** start RAW DATA **

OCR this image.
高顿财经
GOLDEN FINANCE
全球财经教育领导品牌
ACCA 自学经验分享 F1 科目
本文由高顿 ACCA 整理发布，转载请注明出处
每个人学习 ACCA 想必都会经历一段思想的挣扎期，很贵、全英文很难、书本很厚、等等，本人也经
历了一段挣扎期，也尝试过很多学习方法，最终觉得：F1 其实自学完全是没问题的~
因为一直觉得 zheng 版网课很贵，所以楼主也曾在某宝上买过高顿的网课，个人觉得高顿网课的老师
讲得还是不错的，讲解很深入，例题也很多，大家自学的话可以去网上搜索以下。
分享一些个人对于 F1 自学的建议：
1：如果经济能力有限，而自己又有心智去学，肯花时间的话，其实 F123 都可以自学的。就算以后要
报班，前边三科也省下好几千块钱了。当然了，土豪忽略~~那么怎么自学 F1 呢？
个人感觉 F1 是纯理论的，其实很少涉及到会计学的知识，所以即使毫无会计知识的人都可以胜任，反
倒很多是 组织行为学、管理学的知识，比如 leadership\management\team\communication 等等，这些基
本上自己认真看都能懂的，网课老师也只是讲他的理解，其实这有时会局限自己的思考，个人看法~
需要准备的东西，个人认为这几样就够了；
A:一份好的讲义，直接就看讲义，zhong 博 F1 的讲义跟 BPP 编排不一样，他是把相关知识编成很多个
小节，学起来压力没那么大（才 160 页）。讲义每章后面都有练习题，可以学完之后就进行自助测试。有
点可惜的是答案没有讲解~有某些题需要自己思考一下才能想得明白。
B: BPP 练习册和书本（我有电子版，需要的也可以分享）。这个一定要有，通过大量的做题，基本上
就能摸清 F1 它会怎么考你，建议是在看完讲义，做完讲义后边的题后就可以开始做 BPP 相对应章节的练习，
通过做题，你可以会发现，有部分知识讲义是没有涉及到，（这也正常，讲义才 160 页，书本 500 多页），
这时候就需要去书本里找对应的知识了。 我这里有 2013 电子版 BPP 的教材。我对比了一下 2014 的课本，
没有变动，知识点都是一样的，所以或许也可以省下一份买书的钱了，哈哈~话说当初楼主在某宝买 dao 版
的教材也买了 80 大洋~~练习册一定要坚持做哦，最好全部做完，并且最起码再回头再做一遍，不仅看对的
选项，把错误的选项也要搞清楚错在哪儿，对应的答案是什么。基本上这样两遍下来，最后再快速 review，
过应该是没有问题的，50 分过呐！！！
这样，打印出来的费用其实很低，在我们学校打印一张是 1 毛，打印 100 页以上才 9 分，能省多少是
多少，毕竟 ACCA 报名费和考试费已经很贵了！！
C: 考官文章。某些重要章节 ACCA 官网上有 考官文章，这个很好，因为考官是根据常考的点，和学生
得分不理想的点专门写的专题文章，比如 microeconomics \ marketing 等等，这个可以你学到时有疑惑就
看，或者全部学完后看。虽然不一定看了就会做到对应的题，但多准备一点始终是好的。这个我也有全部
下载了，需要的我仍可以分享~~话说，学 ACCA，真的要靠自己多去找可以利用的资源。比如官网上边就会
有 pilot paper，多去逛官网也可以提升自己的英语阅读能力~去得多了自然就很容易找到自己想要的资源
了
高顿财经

** end RAW DATA **

### TASK TO CARRY OUT
Show the lines of the records that contain the word "ACCA".

### ANSWER IN FULL
ACCA 自学经验分享 F1 科目
本文由高顿 ACCA 整理发布，转载请注明出处
每个人学习 ACCA 想必都会经历一段思想的挣扎期，很贵、全英文很难、书本很厚、等等，本人也经
多少，毕竟 ACCA 报名费和考试费已经很贵了！！
C: 考官文章。某些重要章节 ACCA 官网上有 考官文章，这个很好，因为考官是根据常考的点，和学生
下载了，需要的我仍可以分享~~话说，学 ACCA，真的要靠自己多去找可以利用的资源。比如官网上边就会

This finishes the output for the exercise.